PROBLEM: Reproduce all of the records below word for word, keeping every line unchanged.

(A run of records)
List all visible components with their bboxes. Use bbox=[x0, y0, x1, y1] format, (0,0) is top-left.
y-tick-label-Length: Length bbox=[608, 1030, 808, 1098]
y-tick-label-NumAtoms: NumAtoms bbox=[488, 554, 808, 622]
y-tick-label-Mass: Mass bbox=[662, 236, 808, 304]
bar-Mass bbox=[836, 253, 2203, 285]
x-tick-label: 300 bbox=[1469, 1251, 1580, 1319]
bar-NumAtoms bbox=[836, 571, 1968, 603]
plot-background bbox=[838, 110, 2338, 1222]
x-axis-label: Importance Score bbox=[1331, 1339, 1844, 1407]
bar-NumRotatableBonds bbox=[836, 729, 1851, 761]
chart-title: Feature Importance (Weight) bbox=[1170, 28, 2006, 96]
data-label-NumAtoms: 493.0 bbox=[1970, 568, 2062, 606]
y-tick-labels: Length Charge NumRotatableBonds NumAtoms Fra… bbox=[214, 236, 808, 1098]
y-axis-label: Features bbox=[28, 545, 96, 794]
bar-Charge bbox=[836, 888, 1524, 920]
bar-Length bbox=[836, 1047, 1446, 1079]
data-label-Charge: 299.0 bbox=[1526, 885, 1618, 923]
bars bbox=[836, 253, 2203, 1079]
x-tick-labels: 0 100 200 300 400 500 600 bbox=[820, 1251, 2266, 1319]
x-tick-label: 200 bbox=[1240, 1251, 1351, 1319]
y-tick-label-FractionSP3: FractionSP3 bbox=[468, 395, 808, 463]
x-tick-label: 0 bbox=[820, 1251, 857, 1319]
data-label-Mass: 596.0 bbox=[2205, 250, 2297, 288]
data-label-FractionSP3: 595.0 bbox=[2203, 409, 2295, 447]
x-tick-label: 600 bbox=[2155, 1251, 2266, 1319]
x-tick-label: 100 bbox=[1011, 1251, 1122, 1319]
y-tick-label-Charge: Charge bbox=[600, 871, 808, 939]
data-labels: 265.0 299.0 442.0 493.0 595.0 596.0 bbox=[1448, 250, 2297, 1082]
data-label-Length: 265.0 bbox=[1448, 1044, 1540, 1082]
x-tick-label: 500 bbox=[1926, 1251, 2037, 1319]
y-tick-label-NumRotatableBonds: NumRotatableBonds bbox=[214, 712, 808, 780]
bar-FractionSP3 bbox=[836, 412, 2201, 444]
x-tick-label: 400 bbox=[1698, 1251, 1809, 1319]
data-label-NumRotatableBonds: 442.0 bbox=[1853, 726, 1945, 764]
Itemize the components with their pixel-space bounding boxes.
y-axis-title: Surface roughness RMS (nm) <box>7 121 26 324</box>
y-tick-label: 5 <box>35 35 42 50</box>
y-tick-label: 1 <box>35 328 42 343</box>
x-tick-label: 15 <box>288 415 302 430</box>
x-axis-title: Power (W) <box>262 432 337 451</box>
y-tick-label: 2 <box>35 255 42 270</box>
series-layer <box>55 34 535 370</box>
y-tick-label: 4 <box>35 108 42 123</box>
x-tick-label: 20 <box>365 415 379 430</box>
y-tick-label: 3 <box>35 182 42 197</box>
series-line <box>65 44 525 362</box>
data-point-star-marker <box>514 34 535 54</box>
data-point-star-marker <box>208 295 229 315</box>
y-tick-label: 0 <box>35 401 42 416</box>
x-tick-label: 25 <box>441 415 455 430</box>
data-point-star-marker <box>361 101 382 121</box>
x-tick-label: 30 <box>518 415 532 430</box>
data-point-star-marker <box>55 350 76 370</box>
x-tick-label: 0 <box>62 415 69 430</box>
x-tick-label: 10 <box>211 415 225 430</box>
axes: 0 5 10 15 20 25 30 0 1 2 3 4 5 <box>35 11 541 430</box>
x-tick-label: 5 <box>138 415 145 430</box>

FULL SOLUTION:
List all visible components with their bboxes. Use bbox=[x0, y0, x1, y1] format, (0,0) is top-left.
y-tick-label-Length: Length bbox=[608, 1030, 808, 1098]
y-tick-label-NumAtoms: NumAtoms bbox=[488, 554, 808, 622]
y-tick-label-Mass: Mass bbox=[662, 236, 808, 304]
bar-Mass bbox=[836, 253, 2203, 285]
x-tick-label: 300 bbox=[1469, 1251, 1580, 1319]
bar-NumAtoms bbox=[836, 571, 1968, 603]
plot-background bbox=[838, 110, 2338, 1222]
x-axis-label: Importance Score bbox=[1331, 1339, 1844, 1407]
bar-NumRotatableBonds bbox=[836, 729, 1851, 761]
chart-title: Feature Importance (Weight) bbox=[1170, 28, 2006, 96]
data-label-NumAtoms: 493.0 bbox=[1970, 568, 2062, 606]
y-tick-labels: Length Charge NumRotatableBonds NumAtoms Fra… bbox=[214, 236, 808, 1098]
y-axis-label: Features bbox=[28, 545, 96, 794]
bar-Charge bbox=[836, 888, 1524, 920]
bar-Length bbox=[836, 1047, 1446, 1079]
data-label-Charge: 299.0 bbox=[1526, 885, 1618, 923]
bars bbox=[836, 253, 2203, 1079]
x-tick-labels: 0 100 200 300 400 500 600 bbox=[820, 1251, 2266, 1319]
x-tick-label: 200 bbox=[1240, 1251, 1351, 1319]
y-tick-label-FractionSP3: FractionSP3 bbox=[468, 395, 808, 463]
x-tick-label: 0 bbox=[820, 1251, 857, 1319]
data-label-Mass: 596.0 bbox=[2205, 250, 2297, 288]
data-label-FractionSP3: 595.0 bbox=[2203, 409, 2295, 447]
x-tick-label: 600 bbox=[2155, 1251, 2266, 1319]
x-tick-label: 100 bbox=[1011, 1251, 1122, 1319]
y-tick-label-Charge: Charge bbox=[600, 871, 808, 939]
data-labels: 265.0 299.0 442.0 493.0 595.0 596.0 bbox=[1448, 250, 2297, 1082]
data-label-Length: 265.0 bbox=[1448, 1044, 1540, 1082]
x-tick-label: 500 bbox=[1926, 1251, 2037, 1319]
y-tick-label-NumRotatableBonds: NumRotatableBonds bbox=[214, 712, 808, 780]
bar-FractionSP3 bbox=[836, 412, 2201, 444]
x-tick-label: 400 bbox=[1698, 1251, 1809, 1319]
data-label-NumRotatableBonds: 442.0 bbox=[1853, 726, 1945, 764]
Itemize the components with their pixel-space bounding boxes.
y-axis-title: Surface roughness RMS (nm) <box>7 121 26 324</box>
y-tick-label: 5 <box>35 35 42 50</box>
y-tick-label: 1 <box>35 328 42 343</box>
x-tick-label: 15 <box>288 415 302 430</box>
x-axis-title: Power (W) <box>262 432 337 451</box>
y-tick-label: 2 <box>35 255 42 270</box>
series-layer <box>55 34 535 370</box>
y-tick-label: 4 <box>35 108 42 123</box>
x-tick-label: 20 <box>365 415 379 430</box>
y-tick-label: 3 <box>35 182 42 197</box>
series-line <box>65 44 525 362</box>
data-point-star-marker <box>514 34 535 54</box>
data-point-star-marker <box>208 295 229 315</box>
y-tick-label: 0 <box>35 401 42 416</box>
x-tick-label: 25 <box>441 415 455 430</box>
data-point-star-marker <box>361 101 382 121</box>
x-tick-label: 30 <box>518 415 532 430</box>
data-point-star-marker <box>55 350 76 370</box>
x-tick-label: 0 <box>62 415 69 430</box>
x-tick-label: 10 <box>211 415 225 430</box>
axes: 0 5 10 15 20 25 30 0 1 2 3 4 5 <box>35 11 541 430</box>
x-tick-label: 5 <box>138 415 145 430</box>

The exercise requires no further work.